Data items:
-- BEGIN --

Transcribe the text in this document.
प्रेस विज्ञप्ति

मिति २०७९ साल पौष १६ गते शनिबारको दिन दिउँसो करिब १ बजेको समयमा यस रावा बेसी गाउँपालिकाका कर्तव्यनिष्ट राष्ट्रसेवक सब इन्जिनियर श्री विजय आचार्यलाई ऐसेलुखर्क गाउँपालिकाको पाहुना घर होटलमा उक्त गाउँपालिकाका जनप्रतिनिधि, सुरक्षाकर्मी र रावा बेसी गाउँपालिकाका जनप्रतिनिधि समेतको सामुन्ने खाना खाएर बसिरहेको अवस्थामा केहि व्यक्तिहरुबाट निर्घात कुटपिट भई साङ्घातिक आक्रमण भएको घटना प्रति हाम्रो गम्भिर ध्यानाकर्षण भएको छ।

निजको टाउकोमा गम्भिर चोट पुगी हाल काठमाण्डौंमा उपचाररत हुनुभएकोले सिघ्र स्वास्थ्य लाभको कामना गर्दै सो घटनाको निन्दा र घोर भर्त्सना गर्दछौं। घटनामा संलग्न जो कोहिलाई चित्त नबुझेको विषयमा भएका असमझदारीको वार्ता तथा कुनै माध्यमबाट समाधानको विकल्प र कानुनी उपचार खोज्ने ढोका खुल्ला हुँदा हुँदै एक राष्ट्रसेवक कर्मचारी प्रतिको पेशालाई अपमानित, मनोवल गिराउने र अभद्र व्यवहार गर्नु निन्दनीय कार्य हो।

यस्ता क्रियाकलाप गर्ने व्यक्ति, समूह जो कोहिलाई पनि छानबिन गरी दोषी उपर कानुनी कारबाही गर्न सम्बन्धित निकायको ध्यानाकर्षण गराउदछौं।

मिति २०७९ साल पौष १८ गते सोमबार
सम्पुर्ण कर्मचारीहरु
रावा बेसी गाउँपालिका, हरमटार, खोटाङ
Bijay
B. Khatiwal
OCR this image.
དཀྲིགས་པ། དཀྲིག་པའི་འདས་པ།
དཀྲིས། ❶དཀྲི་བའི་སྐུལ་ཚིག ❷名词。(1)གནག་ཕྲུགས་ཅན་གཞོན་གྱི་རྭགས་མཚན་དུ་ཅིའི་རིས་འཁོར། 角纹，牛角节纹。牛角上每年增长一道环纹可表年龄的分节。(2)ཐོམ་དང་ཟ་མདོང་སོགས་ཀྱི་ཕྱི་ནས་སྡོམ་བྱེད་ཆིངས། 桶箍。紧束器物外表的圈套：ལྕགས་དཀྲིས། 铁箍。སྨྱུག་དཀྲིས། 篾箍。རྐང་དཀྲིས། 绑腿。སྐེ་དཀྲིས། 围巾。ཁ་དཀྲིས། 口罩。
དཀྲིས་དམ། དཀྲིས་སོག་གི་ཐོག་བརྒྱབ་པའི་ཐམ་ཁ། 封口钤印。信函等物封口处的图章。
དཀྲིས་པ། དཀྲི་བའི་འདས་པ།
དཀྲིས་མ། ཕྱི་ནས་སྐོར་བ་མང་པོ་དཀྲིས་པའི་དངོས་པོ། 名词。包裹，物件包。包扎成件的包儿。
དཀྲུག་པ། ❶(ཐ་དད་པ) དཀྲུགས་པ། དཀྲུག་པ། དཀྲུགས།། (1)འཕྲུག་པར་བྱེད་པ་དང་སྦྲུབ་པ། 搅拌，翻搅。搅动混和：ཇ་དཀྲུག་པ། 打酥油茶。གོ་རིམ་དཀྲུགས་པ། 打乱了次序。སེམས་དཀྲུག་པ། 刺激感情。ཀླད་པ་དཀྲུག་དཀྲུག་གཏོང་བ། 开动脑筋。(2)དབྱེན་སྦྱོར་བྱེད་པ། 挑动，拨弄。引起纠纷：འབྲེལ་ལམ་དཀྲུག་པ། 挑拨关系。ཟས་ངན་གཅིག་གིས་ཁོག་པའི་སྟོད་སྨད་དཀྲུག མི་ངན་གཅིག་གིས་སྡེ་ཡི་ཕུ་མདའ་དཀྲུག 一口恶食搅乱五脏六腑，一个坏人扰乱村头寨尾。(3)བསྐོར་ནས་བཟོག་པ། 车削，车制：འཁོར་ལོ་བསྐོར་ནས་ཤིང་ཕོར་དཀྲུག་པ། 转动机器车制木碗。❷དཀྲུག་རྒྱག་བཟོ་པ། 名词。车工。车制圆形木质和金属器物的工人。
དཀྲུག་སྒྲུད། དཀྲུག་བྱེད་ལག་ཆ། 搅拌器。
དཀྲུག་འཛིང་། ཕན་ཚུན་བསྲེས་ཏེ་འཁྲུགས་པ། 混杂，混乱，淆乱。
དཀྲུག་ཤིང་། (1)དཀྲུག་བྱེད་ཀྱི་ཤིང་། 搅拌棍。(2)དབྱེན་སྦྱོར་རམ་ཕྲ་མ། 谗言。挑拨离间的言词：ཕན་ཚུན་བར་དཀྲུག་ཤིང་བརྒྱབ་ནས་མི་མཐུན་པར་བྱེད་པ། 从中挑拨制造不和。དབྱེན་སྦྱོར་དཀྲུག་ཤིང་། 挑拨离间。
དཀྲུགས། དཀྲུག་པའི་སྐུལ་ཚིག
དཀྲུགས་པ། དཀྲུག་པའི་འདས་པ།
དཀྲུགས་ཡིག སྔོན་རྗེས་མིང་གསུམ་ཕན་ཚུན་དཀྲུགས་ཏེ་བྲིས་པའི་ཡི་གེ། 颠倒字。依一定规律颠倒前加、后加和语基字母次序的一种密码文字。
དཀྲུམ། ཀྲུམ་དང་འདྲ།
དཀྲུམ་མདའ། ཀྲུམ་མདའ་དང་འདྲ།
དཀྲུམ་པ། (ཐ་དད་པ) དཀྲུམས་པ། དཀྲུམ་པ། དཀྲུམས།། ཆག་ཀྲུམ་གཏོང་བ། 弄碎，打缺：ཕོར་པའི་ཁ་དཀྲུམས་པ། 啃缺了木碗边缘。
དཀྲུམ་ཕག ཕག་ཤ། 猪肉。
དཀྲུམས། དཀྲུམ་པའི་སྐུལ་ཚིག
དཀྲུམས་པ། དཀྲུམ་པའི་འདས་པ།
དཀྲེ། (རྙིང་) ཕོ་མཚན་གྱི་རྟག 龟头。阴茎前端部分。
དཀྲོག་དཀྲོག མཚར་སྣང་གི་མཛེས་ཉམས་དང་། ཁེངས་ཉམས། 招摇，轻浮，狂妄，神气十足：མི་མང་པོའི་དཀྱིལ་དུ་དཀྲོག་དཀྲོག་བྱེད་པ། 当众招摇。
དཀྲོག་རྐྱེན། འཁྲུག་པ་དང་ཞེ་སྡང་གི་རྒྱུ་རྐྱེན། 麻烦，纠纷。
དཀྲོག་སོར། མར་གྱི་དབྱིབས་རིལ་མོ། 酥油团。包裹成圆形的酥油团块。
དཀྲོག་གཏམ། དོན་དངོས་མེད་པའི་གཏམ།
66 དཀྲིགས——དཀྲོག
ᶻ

-- END --

— Direction —
Write out the whole listing again, exactly as it stands.

— Solution —
Transcribe the text in this document.
प्रेस विज्ञप्ति

मिति २०७९ साल पौष १६ गते शनिबारको दिन दिउँसो करिब १ बजेको समयमा यस रावा बेसी गाउँपालिकाका कर्तव्यनिष्ट राष्ट्रसेवक सब इन्जिनियर श्री विजय आचार्यलाई ऐसेलुखर्क गाउँपालिकाको पाहुना घर होटलमा उक्त गाउँपालिकाका जनप्रतिनिधि, सुरक्षाकर्मी र रावा बेसी गाउँपालिकाका जनप्रतिनिधि समेतको सामुन्ने खाना खाएर बसिरहेको अवस्थामा केहि व्यक्तिहरुबाट निर्घात कुटपिट भई साङ्घातिक आक्रमण भएको घटना प्रति हाम्रो गम्भिर ध्यानाकर्षण भएको छ।

निजको टाउकोमा गम्भिर चोट पुगी हाल काठमाण्डौंमा उपचाररत हुनुभएकोले सिघ्र स्वास्थ्य लाभको कामना गर्दै सो घटनाको निन्दा र घोर भर्त्सना गर्दछौं। घटनामा संलग्न जो कोहिलाई चित्त नबुझेको विषयमा भएका असमझदारीको वार्ता तथा कुनै माध्यमबाट समाधानको विकल्प र कानुनी उपचार खोज्ने ढोका खुल्ला हुँदा हुँदै एक राष्ट्रसेवक कर्मचारी प्रतिको पेशालाई अपमानित, मनोवल गिराउने र अभद्र व्यवहार गर्नु निन्दनीय कार्य हो।

यस्ता क्रियाकलाप गर्ने व्यक्ति, समूह जो कोहिलाई पनि छानबिन गरी दोषी उपर कानुनी कारबाही गर्न सम्बन्धित निकायको ध्यानाकर्षण गराउदछौं।

मिति २०७९ साल पौष १८ गते सोमबार
सम्पुर्ण कर्मचारीहरु
रावा बेसी गाउँपालिका, हरमटार, खोटाङ
Bijay
B. Khatiwal
OCR this image.
དཀྲིགས་པ། དཀྲིག་པའི་འདས་པ།
དཀྲིས། ❶དཀྲི་བའི་སྐུལ་ཚིག ❷名词。(1)གནག་ཕྲུགས་ཅན་གཞོན་གྱི་རྭགས་མཚན་དུ་ཅིའི་རིས་འཁོར། 角纹，牛角节纹。牛角上每年增长一道环纹可表年龄的分节。(2)ཐོམ་དང་ཟ་མདོང་སོགས་ཀྱི་ཕྱི་ནས་སྡོམ་བྱེད་ཆིངས། 桶箍。紧束器物外表的圈套：ལྕགས་དཀྲིས། 铁箍。སྨྱུག་དཀྲིས། 篾箍。རྐང་དཀྲིས། 绑腿。སྐེ་དཀྲིས། 围巾。ཁ་དཀྲིས། 口罩。
དཀྲིས་དམ། དཀྲིས་སོག་གི་ཐོག་བརྒྱབ་པའི་ཐམ་ཁ། 封口钤印。信函等物封口处的图章。
དཀྲིས་པ། དཀྲི་བའི་འདས་པ།
དཀྲིས་མ། ཕྱི་ནས་སྐོར་བ་མང་པོ་དཀྲིས་པའི་དངོས་པོ། 名词。包裹，物件包。包扎成件的包儿。
དཀྲུག་པ། ❶(ཐ་དད་པ) དཀྲུགས་པ། དཀྲུག་པ། དཀྲུགས།། (1)འཕྲུག་པར་བྱེད་པ་དང་སྦྲུབ་པ། 搅拌，翻搅。搅动混和：ཇ་དཀྲུག་པ། 打酥油茶。གོ་རིམ་དཀྲུགས་པ། 打乱了次序。སེམས་དཀྲུག་པ། 刺激感情。ཀླད་པ་དཀྲུག་དཀྲུག་གཏོང་བ། 开动脑筋。(2)དབྱེན་སྦྱོར་བྱེད་པ། 挑动，拨弄。引起纠纷：འབྲེལ་ལམ་དཀྲུག་པ། 挑拨关系。ཟས་ངན་གཅིག་གིས་ཁོག་པའི་སྟོད་སྨད་དཀྲུག མི་ངན་གཅིག་གིས་སྡེ་ཡི་ཕུ་མདའ་དཀྲུག 一口恶食搅乱五脏六腑，一个坏人扰乱村头寨尾。(3)བསྐོར་ནས་བཟོག་པ། 车削，车制：འཁོར་ལོ་བསྐོར་ནས་ཤིང་ཕོར་དཀྲུག་པ། 转动机器车制木碗。❷དཀྲུག་རྒྱག་བཟོ་པ། 名词。车工。车制圆形木质和金属器物的工人。
དཀྲུག་སྒྲུད། དཀྲུག་བྱེད་ལག་ཆ། 搅拌器。
དཀྲུག་འཛིང་། ཕན་ཚུན་བསྲེས་ཏེ་འཁྲུགས་པ། 混杂，混乱，淆乱。
དཀྲུག་ཤིང་། (1)དཀྲུག་བྱེད་ཀྱི་ཤིང་། 搅拌棍。(2)དབྱེན་སྦྱོར་རམ་ཕྲ་མ། 谗言。挑拨离间的言词：ཕན་ཚུན་བར་དཀྲུག་ཤིང་བརྒྱབ་ནས་མི་མཐུན་པར་བྱེད་པ། 从中挑拨制造不和。དབྱེན་སྦྱོར་དཀྲུག་ཤིང་། 挑拨离间。
དཀྲུགས། དཀྲུག་པའི་སྐུལ་ཚིག
དཀྲུགས་པ། དཀྲུག་པའི་འདས་པ།
དཀྲུགས་ཡིག སྔོན་རྗེས་མིང་གསུམ་ཕན་ཚུན་དཀྲུགས་ཏེ་བྲིས་པའི་ཡི་གེ། 颠倒字。依一定规律颠倒前加、后加和语基字母次序的一种密码文字。
དཀྲུམ། ཀྲུམ་དང་འདྲ།
དཀྲུམ་མདའ། ཀྲུམ་མདའ་དང་འདྲ།
དཀྲུམ་པ། (ཐ་དད་པ) དཀྲུམས་པ། དཀྲུམ་པ། དཀྲུམས།། ཆག་ཀྲུམ་གཏོང་བ། 弄碎，打缺：ཕོར་པའི་ཁ་དཀྲུམས་པ། 啃缺了木碗边缘。
དཀྲུམ་ཕག ཕག་ཤ། 猪肉。
དཀྲུམས། དཀྲུམ་པའི་སྐུལ་ཚིག
དཀྲུམས་པ། དཀྲུམ་པའི་འདས་པ།
དཀྲེ། (རྙིང་) ཕོ་མཚན་གྱི་རྟག 龟头。阴茎前端部分。
དཀྲོག་དཀྲོག མཚར་སྣང་གི་མཛེས་ཉམས་དང་། ཁེངས་ཉམས། 招摇，轻浮，狂妄，神气十足：མི་མང་པོའི་དཀྱིལ་དུ་དཀྲོག་དཀྲོག་བྱེད་པ། 当众招摇。
དཀྲོག་རྐྱེན། འཁྲུག་པ་དང་ཞེ་སྡང་གི་རྒྱུ་རྐྱེན། 麻烦，纠纷。
དཀྲོག་སོར། མར་གྱི་དབྱིབས་རིལ་མོ། 酥油团。包裹成圆形的酥油团块。
དཀྲོག་གཏམ། དོན་དངོས་མེད་པའི་གཏམ།
66 དཀྲིགས——དཀྲོག
ᶻ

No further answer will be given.